Each line that includes the word "восьмитысячники" counts once; give the total and nothing more.

====== Entries provided

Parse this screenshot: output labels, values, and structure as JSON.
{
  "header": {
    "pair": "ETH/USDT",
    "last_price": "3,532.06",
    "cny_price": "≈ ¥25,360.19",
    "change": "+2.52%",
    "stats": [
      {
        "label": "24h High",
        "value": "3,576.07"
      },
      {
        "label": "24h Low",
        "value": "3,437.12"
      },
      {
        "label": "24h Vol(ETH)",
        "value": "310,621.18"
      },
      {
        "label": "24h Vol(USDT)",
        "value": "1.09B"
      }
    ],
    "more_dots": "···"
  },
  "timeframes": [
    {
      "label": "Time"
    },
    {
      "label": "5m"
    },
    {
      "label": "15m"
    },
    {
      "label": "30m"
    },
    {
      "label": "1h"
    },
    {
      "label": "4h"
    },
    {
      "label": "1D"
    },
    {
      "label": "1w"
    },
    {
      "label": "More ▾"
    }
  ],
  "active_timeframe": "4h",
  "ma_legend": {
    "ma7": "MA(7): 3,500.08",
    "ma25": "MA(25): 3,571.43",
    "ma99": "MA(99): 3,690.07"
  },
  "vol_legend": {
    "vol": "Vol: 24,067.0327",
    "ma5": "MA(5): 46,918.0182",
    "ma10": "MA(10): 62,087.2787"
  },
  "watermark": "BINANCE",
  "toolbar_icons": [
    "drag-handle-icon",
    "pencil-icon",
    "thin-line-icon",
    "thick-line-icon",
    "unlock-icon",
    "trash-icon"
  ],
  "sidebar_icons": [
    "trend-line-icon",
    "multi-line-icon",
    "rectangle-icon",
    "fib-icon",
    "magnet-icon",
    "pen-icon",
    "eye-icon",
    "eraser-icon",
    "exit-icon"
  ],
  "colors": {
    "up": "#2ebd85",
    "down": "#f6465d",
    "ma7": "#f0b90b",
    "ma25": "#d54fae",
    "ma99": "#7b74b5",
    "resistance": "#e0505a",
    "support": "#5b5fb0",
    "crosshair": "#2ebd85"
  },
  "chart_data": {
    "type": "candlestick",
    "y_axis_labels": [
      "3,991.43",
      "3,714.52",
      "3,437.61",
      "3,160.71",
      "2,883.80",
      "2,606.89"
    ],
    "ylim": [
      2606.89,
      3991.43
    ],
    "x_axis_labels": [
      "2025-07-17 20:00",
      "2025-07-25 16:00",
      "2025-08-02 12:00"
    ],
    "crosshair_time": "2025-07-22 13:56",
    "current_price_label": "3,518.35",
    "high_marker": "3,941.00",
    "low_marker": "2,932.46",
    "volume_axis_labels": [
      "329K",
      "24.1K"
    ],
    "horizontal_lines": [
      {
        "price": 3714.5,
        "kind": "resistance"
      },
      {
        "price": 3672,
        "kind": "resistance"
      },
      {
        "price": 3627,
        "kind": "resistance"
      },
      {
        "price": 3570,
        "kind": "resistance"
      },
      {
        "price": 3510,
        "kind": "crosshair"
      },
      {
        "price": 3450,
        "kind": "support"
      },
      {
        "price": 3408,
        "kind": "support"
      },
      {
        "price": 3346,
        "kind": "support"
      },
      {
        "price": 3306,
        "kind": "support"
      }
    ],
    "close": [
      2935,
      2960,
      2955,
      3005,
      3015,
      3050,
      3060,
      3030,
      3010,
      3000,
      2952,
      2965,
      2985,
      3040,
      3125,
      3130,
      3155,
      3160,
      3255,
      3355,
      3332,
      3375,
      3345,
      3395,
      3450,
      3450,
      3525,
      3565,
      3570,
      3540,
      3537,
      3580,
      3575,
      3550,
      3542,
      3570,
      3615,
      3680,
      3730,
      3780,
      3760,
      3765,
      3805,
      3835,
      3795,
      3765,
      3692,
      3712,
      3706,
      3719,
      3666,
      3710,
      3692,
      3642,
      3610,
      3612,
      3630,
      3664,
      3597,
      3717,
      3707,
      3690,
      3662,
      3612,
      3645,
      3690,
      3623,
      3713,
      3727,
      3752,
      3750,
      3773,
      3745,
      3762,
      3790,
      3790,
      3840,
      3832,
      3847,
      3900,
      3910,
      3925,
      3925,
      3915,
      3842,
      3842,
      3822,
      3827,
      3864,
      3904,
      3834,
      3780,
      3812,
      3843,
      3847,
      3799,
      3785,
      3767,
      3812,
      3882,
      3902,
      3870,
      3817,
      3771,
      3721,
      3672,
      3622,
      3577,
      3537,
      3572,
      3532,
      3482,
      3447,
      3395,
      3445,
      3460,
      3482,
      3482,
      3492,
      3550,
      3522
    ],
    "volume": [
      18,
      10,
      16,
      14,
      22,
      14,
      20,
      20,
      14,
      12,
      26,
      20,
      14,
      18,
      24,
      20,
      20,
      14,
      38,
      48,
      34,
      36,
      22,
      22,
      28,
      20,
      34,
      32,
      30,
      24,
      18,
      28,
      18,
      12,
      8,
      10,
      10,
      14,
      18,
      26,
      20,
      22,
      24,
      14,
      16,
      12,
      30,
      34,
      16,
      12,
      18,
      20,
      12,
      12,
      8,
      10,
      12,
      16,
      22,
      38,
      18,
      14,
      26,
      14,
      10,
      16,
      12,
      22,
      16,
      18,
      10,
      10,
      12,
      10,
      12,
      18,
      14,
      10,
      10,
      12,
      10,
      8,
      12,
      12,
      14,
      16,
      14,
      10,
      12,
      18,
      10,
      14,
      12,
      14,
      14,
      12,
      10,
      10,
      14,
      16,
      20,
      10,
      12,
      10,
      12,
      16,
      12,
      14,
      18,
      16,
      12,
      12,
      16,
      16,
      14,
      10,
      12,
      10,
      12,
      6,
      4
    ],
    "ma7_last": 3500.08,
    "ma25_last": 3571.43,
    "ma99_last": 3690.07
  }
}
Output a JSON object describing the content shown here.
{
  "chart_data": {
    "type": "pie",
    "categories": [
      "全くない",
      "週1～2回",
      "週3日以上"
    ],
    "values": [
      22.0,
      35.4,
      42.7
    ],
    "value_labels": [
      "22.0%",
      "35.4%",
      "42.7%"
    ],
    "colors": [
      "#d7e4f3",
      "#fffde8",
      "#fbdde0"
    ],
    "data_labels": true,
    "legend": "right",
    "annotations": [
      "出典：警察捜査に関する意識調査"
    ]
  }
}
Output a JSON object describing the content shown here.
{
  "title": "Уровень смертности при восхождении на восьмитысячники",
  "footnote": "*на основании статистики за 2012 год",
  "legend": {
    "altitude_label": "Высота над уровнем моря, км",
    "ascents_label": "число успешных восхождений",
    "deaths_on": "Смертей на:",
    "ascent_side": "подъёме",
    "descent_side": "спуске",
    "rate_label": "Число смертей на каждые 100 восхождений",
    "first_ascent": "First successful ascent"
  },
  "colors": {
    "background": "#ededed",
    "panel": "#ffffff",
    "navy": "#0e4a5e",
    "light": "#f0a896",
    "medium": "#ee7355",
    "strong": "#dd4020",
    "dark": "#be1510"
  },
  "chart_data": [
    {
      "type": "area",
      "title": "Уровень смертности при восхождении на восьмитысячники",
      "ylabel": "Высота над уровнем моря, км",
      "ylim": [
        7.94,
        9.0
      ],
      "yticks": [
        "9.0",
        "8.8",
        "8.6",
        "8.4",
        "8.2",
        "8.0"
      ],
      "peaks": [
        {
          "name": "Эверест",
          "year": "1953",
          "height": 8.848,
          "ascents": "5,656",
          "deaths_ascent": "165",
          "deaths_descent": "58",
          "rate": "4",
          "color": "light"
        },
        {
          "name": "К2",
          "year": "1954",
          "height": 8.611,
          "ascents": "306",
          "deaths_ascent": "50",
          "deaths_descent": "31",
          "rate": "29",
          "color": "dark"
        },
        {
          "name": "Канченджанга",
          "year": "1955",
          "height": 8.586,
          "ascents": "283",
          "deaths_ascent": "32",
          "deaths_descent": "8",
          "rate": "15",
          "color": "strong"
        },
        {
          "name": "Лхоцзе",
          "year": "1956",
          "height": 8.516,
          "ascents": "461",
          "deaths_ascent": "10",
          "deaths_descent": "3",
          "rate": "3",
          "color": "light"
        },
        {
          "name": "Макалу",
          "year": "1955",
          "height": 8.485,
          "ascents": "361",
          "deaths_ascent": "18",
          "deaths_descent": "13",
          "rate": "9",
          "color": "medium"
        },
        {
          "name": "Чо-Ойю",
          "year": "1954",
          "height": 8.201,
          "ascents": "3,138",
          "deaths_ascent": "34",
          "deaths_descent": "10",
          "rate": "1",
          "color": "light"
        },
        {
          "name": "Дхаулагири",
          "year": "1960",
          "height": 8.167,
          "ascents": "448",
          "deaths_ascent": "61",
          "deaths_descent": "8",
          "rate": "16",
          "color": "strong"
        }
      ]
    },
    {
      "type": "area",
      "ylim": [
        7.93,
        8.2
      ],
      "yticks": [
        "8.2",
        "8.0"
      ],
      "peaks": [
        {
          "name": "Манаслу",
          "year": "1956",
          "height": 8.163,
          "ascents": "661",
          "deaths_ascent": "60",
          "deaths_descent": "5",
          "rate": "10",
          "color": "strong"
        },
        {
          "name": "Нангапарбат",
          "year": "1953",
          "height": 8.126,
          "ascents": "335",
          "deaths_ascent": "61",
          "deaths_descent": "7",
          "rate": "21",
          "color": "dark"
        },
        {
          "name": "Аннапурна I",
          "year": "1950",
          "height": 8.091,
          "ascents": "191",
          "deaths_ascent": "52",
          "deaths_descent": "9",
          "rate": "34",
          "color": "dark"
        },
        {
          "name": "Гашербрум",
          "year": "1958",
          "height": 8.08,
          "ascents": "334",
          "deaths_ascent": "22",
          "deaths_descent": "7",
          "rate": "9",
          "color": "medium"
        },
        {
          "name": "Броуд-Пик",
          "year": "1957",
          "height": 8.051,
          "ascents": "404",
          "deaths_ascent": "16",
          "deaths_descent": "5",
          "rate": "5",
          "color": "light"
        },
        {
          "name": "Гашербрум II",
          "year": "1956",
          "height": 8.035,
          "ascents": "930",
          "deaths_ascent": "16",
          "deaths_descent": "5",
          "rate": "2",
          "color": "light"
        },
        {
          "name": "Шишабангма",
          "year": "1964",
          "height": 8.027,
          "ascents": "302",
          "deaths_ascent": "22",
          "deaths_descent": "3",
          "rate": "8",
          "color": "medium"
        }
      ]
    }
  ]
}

============

The solution: 2